■ Your task
Strip the pictures and reproduce the rest of the listing exactly.

⁂

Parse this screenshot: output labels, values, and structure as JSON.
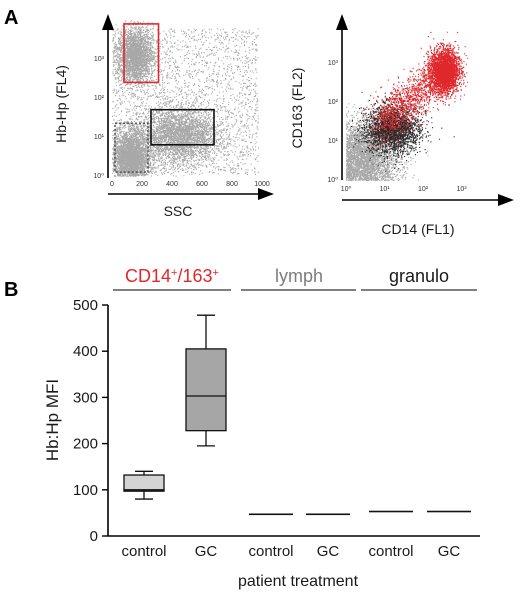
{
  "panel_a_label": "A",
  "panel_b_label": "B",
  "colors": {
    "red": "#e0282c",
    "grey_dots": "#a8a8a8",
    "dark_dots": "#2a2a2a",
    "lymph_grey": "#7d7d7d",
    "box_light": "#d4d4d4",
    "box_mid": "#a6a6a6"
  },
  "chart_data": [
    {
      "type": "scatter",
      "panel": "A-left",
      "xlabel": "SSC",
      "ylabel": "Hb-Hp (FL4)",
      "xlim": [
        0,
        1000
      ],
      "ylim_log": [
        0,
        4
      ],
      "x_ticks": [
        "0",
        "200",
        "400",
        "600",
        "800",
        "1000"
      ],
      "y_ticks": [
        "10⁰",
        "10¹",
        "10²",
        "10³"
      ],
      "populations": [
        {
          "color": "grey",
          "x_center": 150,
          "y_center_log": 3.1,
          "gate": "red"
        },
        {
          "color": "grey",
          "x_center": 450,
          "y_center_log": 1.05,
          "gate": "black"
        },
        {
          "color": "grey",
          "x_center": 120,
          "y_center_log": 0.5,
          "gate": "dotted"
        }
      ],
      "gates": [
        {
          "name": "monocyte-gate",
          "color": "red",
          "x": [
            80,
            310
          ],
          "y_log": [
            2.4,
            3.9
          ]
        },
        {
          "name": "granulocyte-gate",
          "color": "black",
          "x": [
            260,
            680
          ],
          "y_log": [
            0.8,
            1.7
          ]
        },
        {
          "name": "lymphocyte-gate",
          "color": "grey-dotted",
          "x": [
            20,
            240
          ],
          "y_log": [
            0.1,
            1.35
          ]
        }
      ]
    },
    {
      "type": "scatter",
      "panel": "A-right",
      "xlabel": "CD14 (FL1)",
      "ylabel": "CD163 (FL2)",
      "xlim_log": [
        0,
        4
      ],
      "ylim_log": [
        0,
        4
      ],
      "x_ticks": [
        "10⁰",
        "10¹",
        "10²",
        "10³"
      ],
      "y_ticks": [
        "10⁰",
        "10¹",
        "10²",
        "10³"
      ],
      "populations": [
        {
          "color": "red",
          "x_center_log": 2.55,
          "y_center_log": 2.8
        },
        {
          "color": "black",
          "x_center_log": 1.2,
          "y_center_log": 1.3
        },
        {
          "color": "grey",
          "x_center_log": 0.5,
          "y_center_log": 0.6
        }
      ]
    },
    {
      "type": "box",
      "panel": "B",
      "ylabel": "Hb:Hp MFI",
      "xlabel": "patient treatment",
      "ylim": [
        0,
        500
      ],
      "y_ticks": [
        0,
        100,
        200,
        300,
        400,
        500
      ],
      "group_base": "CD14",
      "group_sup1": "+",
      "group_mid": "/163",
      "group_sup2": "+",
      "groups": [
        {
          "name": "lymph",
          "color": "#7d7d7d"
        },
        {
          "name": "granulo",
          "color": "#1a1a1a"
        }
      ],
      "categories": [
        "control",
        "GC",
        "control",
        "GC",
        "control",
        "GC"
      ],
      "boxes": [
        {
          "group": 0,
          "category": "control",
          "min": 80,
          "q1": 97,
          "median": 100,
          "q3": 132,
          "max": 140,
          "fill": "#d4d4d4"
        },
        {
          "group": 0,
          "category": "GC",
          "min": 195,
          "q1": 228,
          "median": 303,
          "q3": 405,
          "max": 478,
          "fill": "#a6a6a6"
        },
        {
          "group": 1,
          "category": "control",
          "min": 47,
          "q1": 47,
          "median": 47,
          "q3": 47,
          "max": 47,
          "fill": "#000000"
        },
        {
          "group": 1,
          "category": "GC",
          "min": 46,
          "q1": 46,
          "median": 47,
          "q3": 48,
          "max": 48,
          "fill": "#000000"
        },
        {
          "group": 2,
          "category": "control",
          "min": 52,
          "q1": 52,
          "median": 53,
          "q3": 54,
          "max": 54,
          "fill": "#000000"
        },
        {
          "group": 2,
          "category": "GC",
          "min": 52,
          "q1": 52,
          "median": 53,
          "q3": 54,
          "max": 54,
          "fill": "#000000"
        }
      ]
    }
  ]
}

⁂

■ Answer
Parse this screenshot: output labels, values, and structure as JSON.
{
  "panel_a_label": "A",
  "panel_b_label": "B",
  "colors": {
    "red": "#e0282c",
    "grey_dots": "#a8a8a8",
    "dark_dots": "#2a2a2a",
    "lymph_grey": "#7d7d7d",
    "box_light": "#d4d4d4",
    "box_mid": "#a6a6a6"
  },
  "chart_data": [
    {
      "type": "scatter",
      "panel": "A-left",
      "xlabel": "SSC",
      "ylabel": "Hb-Hp (FL4)",
      "xlim": [
        0,
        1000
      ],
      "ylim_log": [
        0,
        4
      ],
      "x_ticks": [
        "0",
        "200",
        "400",
        "600",
        "800",
        "1000"
      ],
      "y_ticks": [
        "10⁰",
        "10¹",
        "10²",
        "10³"
      ],
      "populations": [
        {
          "color": "grey",
          "x_center": 150,
          "y_center_log": 3.1,
          "gate": "red"
        },
        {
          "color": "grey",
          "x_center": 450,
          "y_center_log": 1.05,
          "gate": "black"
        },
        {
          "color": "grey",
          "x_center": 120,
          "y_center_log": 0.5,
          "gate": "dotted"
        }
      ],
      "gates": [
        {
          "name": "monocyte-gate",
          "color": "red",
          "x": [
            80,
            310
          ],
          "y_log": [
            2.4,
            3.9
          ]
        },
        {
          "name": "granulocyte-gate",
          "color": "black",
          "x": [
            260,
            680
          ],
          "y_log": [
            0.8,
            1.7
          ]
        },
        {
          "name": "lymphocyte-gate",
          "color": "grey-dotted",
          "x": [
            20,
            240
          ],
          "y_log": [
            0.1,
            1.35
          ]
        }
      ]
    },
    {
      "type": "scatter",
      "panel": "A-right",
      "xlabel": "CD14 (FL1)",
      "ylabel": "CD163 (FL2)",
      "xlim_log": [
        0,
        4
      ],
      "ylim_log": [
        0,
        4
      ],
      "x_ticks": [
        "10⁰",
        "10¹",
        "10²",
        "10³"
      ],
      "y_ticks": [
        "10⁰",
        "10¹",
        "10²",
        "10³"
      ],
      "populations": [
        {
          "color": "red",
          "x_center_log": 2.55,
          "y_center_log": 2.8
        },
        {
          "color": "black",
          "x_center_log": 1.2,
          "y_center_log": 1.3
        },
        {
          "color": "grey",
          "x_center_log": 0.5,
          "y_center_log": 0.6
        }
      ]
    },
    {
      "type": "box",
      "panel": "B",
      "ylabel": "Hb:Hp MFI",
      "xlabel": "patient treatment",
      "ylim": [
        0,
        500
      ],
      "y_ticks": [
        0,
        100,
        200,
        300,
        400,
        500
      ],
      "group_base": "CD14",
      "group_sup1": "+",
      "group_mid": "/163",
      "group_sup2": "+",
      "groups": [
        {
          "name": "lymph",
          "color": "#7d7d7d"
        },
        {
          "name": "granulo",
          "color": "#1a1a1a"
        }
      ],
      "categories": [
        "control",
        "GC",
        "control",
        "GC",
        "control",
        "GC"
      ],
      "boxes": [
        {
          "group": 0,
          "category": "control",
          "min": 80,
          "q1": 97,
          "median": 100,
          "q3": 132,
          "max": 140,
          "fill": "#d4d4d4"
        },
        {
          "group": 0,
          "category": "GC",
          "min": 195,
          "q1": 228,
          "median": 303,
          "q3": 405,
          "max": 478,
          "fill": "#a6a6a6"
        },
        {
          "group": 1,
          "category": "control",
          "min": 47,
          "q1": 47,
          "median": 47,
          "q3": 47,
          "max": 47,
          "fill": "#000000"
        },
        {
          "group": 1,
          "category": "GC",
          "min": 46,
          "q1": 46,
          "median": 47,
          "q3": 48,
          "max": 48,
          "fill": "#000000"
        },
        {
          "group": 2,
          "category": "control",
          "min": 52,
          "q1": 52,
          "median": 53,
          "q3": 54,
          "max": 54,
          "fill": "#000000"
        },
        {
          "group": 2,
          "category": "GC",
          "min": 52,
          "q1": 52,
          "median": 53,
          "q3": 54,
          "max": 54,
          "fill": "#000000"
        }
      ]
    }
  ]
}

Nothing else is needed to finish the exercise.